* start Data extract *
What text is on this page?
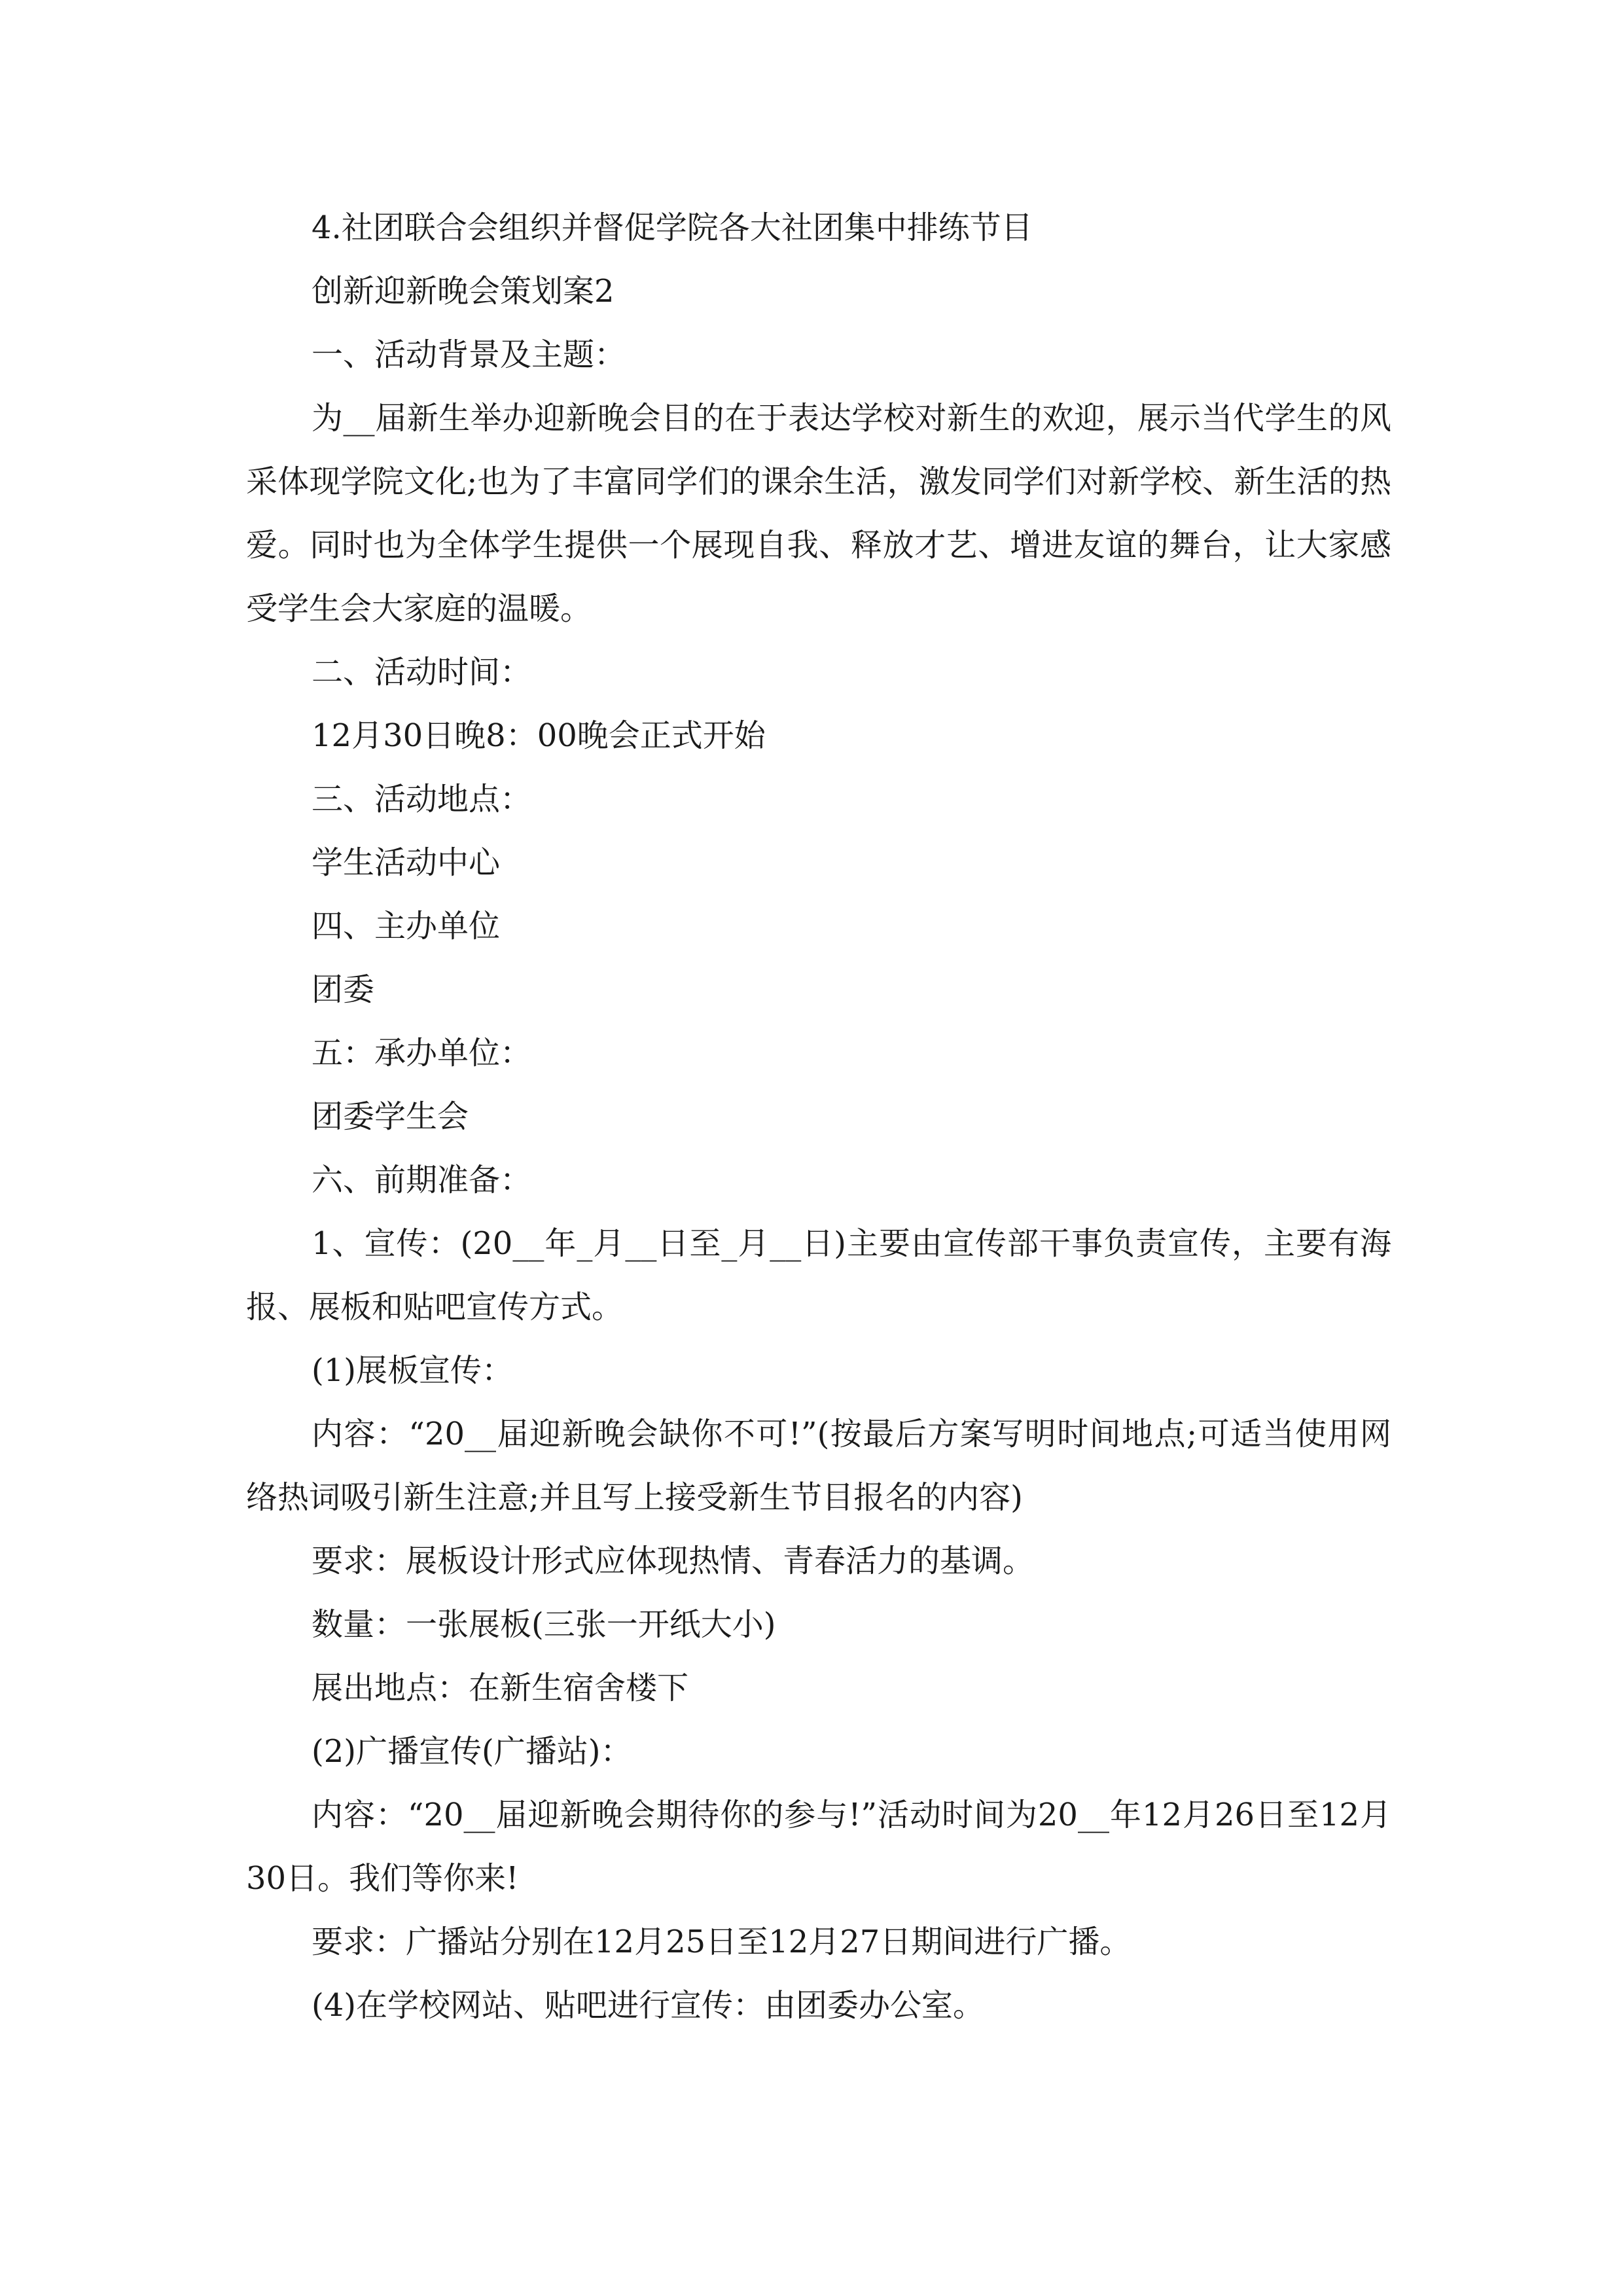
4.社团联合会组织并督促学院各大社团集中排练节目

创新迎新晚会策划案2

一、活动背景及主题：

为__届新生举办迎新晚会目的在于表达学校对新生的欢迎，展示当代学生的风采体现学院文化;也为了丰富同学们的课余生活，激发同学们对新学校、新生活的热爱。同时也为全体学生提供一个展现自我、释放才艺、增进友谊的舞台，让大家感受学生会大家庭的温暖。

二、活动时间：

12月30日晚8：00晚会正式开始

三、活动地点：

学生活动中心

四、主办单位

团委

五：承办单位：

团委学生会

六、前期准备：

1、宣传：(20__年_月__日至_月__日)主要由宣传部干事负责宣传，主要有海报、展板和贴吧宣传方式。

(1)展板宣传：

内容：“20__届迎新晚会缺你不可!”(按最后方案写明时间地点;可适当使用网络热词吸引新生注意;并且写上接受新生节目报名的内容)

要求：展板设计形式应体现热情、青春活力的基调。

数量：一张展板(三张一开纸大小)

展出地点：在新生宿舍楼下

(2)广播宣传(广播站)：

内容：“20__届迎新晚会期待你的参与!”活动时间为20__年12月26日至12月30日。我们等你来!

要求：广播站分别在12月25日至12月27日期间进行广播。

(4)在学校网站、贴吧进行宣传：由团委办公室。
* end Data extract *
● Objective
Leave the pictures out, and transcribe each of the records exactly.

● Correct response
What text is on this page?
4.社团联合会组织并督促学院各大社团集中排练节目

创新迎新晚会策划案2

一、活动背景及主题：

为__届新生举办迎新晚会目的在于表达学校对新生的欢迎，展示当代学生的风采体现学院文化;也为了丰富同学们的课余生活，激发同学们对新学校、新生活的热爱。同时也为全体学生提供一个展现自我、释放才艺、增进友谊的舞台，让大家感受学生会大家庭的温暖。

二、活动时间：

12月30日晚8：00晚会正式开始

三、活动地点：

学生活动中心

四、主办单位

团委

五：承办单位：

团委学生会

六、前期准备：

1、宣传：(20__年_月__日至_月__日)主要由宣传部干事负责宣传，主要有海报、展板和贴吧宣传方式。

(1)展板宣传：

内容：“20__届迎新晚会缺你不可!”(按最后方案写明时间地点;可适当使用网络热词吸引新生注意;并且写上接受新生节目报名的内容)

要求：展板设计形式应体现热情、青春活力的基调。

数量：一张展板(三张一开纸大小)

展出地点：在新生宿舍楼下

(2)广播宣传(广播站)：

内容：“20__届迎新晚会期待你的参与!”活动时间为20__年12月26日至12月30日。我们等你来!

要求：广播站分别在12月25日至12月27日期间进行广播。

(4)在学校网站、贴吧进行宣传：由团委办公室。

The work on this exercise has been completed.